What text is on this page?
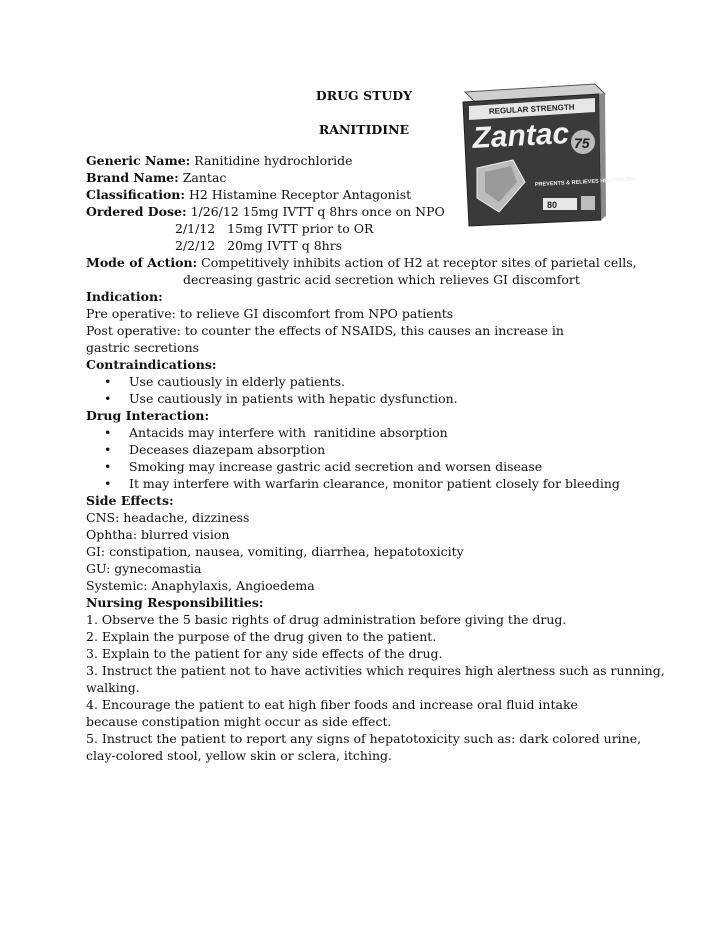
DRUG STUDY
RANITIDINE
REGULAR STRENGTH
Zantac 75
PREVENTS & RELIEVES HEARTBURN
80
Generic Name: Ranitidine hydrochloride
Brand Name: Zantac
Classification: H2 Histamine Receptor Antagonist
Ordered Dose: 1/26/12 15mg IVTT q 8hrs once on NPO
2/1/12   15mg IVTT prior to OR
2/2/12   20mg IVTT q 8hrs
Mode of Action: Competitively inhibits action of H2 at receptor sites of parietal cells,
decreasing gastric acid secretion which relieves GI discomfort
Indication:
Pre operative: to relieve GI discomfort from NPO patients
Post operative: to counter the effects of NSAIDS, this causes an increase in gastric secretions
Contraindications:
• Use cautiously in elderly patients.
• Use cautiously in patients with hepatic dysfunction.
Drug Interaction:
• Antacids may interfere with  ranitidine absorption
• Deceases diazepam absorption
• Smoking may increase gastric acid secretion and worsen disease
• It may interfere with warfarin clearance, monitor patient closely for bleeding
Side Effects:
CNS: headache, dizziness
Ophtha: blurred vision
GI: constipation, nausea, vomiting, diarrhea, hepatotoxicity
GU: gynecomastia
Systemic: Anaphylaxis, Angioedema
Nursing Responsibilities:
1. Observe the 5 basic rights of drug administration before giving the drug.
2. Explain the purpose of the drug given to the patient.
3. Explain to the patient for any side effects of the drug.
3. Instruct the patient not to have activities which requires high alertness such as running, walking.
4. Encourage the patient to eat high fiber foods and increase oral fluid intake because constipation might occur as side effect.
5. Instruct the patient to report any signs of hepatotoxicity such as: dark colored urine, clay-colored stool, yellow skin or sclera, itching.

--- --- ---

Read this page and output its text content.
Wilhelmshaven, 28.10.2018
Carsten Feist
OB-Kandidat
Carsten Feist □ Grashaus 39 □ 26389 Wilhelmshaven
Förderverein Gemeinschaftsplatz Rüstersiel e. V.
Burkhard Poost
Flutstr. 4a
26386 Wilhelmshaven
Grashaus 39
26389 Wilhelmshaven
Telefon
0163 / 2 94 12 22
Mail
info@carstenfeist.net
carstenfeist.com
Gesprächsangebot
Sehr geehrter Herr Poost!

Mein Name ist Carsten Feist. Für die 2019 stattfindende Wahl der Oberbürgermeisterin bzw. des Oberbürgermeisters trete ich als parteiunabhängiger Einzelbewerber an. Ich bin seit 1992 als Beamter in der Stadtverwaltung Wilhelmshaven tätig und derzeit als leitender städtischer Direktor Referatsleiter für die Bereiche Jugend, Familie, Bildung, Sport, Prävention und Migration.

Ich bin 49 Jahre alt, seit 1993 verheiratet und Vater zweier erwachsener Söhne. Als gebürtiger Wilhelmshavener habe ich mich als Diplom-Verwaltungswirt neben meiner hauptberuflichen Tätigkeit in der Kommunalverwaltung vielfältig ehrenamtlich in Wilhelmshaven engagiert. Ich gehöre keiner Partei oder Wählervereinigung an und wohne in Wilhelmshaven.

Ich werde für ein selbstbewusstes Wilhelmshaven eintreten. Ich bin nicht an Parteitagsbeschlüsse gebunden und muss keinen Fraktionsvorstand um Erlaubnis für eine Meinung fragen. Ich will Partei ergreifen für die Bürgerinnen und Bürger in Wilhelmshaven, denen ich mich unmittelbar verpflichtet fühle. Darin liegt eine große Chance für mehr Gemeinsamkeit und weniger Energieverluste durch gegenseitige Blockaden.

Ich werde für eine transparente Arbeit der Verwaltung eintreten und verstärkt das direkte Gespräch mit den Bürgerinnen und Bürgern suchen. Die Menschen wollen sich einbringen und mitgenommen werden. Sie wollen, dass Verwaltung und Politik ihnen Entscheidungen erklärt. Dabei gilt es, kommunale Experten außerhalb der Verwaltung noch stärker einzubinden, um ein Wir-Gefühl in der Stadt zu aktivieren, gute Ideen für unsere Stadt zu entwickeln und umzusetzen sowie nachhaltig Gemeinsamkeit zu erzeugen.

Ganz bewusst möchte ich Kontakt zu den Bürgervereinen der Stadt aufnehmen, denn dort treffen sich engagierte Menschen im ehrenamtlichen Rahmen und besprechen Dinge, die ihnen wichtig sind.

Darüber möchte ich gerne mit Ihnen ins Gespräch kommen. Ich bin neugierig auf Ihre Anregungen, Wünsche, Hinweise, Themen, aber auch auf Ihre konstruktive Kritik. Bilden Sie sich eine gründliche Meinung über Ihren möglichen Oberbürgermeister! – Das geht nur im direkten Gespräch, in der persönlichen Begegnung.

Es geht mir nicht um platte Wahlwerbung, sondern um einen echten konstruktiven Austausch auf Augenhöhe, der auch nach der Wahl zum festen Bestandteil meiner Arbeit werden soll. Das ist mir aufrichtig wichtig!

--- --- ---

- What you have to do
In the records above, how many lines contain the string "discomfort"? Only that number should be written.

- Problem solution
2